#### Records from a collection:
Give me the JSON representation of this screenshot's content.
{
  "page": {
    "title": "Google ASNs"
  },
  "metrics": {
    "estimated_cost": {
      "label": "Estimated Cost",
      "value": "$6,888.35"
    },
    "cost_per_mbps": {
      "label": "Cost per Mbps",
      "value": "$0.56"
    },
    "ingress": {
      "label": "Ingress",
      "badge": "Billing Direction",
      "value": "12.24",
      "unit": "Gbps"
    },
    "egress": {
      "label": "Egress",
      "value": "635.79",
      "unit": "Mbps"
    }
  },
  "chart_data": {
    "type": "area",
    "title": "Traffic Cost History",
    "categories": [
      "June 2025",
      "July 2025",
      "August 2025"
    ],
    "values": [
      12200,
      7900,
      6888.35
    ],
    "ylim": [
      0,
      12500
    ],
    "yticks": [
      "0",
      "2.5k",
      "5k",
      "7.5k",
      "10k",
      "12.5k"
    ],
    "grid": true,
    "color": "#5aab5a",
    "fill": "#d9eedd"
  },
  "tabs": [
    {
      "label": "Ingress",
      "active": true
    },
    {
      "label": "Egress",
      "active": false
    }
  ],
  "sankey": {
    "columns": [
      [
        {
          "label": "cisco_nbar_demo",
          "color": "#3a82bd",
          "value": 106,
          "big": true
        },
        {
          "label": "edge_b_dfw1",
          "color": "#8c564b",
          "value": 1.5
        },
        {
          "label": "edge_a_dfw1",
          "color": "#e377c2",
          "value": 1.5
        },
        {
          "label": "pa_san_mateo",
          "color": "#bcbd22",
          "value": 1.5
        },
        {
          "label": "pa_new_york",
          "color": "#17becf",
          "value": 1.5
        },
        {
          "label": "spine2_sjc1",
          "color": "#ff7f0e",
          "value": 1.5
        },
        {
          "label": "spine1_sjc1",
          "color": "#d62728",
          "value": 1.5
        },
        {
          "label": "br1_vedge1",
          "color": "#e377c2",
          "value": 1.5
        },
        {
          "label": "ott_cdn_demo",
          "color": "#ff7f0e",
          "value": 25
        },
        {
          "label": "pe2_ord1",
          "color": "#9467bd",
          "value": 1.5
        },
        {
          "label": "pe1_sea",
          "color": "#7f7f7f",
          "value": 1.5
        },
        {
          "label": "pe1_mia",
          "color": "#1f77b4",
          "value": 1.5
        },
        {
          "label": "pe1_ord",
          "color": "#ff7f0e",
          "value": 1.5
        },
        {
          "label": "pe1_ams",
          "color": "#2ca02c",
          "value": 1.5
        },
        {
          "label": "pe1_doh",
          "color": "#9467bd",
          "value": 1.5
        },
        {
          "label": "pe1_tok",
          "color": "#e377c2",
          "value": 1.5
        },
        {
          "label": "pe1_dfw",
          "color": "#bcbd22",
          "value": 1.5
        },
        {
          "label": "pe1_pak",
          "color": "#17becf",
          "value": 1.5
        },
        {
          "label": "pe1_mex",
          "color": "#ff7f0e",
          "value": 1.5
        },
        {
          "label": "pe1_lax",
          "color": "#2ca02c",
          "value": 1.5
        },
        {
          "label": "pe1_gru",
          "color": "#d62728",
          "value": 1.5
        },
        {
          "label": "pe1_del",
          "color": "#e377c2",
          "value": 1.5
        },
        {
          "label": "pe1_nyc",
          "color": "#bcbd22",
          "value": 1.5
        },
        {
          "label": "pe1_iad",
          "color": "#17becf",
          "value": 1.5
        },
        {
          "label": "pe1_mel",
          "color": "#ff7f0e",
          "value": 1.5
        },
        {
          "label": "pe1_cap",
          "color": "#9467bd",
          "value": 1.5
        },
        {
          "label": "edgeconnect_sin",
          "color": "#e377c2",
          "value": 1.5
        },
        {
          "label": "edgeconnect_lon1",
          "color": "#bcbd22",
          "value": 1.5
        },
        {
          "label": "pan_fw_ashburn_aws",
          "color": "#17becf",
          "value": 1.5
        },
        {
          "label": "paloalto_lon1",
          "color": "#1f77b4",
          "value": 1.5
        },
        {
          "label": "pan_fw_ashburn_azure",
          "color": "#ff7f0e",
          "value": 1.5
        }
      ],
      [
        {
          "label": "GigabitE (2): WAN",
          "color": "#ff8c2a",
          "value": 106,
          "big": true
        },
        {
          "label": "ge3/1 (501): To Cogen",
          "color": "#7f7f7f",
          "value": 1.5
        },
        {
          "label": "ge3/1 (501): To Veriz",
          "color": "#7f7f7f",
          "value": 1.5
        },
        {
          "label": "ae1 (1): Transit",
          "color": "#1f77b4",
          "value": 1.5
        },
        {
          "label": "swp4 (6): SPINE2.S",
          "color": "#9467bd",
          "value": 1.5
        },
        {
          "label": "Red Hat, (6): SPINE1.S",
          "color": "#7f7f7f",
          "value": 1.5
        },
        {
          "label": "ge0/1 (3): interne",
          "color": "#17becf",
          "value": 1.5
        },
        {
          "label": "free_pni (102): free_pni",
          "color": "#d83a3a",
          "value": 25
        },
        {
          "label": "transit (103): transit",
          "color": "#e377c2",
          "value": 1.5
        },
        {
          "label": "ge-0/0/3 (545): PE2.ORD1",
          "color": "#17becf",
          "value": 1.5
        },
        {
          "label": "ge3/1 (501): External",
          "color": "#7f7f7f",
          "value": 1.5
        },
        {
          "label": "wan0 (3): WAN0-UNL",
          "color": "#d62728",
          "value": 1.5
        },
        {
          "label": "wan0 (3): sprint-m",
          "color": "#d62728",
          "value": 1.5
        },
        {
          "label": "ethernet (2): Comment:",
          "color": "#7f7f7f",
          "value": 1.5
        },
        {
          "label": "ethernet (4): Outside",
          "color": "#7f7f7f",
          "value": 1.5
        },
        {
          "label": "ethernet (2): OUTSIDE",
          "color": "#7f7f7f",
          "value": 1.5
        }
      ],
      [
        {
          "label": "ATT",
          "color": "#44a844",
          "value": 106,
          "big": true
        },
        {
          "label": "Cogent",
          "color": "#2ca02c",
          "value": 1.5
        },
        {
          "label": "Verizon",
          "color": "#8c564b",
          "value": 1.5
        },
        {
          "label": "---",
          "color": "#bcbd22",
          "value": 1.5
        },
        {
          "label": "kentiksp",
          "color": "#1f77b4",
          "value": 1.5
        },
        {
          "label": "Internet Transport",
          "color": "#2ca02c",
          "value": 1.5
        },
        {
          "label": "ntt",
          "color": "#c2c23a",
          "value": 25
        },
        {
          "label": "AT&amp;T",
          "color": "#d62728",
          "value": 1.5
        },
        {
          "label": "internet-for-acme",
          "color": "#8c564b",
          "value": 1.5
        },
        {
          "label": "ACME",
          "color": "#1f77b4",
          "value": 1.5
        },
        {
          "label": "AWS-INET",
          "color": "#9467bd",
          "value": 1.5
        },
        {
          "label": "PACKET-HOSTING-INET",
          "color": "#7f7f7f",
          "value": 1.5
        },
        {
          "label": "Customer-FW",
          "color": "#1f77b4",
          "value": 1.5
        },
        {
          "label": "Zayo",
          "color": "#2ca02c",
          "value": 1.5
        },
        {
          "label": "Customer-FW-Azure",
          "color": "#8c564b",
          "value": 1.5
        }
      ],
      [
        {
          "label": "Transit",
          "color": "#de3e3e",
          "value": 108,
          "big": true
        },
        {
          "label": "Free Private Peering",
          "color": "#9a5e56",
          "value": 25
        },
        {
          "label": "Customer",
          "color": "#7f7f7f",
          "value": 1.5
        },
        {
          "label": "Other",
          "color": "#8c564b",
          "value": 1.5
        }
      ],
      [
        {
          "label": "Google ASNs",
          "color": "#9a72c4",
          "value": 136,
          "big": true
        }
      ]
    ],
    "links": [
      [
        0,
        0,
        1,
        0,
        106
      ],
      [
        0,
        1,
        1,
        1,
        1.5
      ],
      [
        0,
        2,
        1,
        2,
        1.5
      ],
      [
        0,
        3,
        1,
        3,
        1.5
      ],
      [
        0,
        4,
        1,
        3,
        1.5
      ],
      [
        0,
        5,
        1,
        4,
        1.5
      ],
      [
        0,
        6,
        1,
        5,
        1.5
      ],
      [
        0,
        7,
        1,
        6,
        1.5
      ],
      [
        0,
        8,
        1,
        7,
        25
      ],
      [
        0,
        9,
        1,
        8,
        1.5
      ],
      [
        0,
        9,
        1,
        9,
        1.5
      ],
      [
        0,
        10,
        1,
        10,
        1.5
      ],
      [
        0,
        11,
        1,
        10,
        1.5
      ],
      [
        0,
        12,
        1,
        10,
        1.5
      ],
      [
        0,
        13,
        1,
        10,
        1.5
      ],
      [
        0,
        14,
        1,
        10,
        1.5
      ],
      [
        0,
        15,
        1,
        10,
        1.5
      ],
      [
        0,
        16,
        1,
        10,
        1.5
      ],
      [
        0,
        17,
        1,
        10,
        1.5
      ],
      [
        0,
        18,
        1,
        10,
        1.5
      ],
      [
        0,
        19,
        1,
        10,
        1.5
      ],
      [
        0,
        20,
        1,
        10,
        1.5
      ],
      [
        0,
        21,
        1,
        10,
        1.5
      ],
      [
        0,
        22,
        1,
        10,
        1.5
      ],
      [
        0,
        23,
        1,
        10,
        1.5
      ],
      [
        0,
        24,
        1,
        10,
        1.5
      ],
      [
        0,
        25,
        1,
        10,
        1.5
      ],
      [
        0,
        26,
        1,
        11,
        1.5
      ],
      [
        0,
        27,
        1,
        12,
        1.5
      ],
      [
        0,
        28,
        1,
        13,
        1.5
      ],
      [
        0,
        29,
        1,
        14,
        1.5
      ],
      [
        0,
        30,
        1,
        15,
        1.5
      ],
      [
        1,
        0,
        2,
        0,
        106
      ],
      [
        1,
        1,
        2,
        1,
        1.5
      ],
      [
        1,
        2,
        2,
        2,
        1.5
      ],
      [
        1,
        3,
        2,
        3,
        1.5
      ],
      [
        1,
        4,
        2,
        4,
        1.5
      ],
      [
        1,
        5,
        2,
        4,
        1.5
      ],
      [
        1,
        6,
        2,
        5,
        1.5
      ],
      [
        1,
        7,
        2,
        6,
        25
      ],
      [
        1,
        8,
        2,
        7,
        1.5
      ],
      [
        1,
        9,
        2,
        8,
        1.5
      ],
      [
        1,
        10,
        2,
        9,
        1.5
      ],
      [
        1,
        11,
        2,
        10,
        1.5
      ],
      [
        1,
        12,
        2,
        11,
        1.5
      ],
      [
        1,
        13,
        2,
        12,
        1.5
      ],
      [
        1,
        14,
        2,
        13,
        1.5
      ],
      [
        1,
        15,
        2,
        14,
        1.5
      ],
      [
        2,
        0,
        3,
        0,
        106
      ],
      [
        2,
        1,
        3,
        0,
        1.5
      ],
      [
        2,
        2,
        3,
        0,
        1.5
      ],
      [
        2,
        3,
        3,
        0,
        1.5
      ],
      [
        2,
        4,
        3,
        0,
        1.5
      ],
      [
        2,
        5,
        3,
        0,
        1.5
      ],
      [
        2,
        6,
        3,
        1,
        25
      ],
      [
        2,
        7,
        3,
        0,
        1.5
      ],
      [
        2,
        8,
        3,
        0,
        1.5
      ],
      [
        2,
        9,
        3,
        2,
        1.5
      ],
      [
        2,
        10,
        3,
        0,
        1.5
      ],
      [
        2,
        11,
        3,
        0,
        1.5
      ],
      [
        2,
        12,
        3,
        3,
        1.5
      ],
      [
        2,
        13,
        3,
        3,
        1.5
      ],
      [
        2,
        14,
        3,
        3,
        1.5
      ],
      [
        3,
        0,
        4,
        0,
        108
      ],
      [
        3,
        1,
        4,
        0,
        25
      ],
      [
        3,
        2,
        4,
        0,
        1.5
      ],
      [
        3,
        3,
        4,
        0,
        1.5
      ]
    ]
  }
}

#### WORK INSTRUCTIONS:
Every line holding "title" should be copied out.

#### RESULT FOR THIS TASK:
    "title": "Google ASNs"
    "title": "Traffic Cost History",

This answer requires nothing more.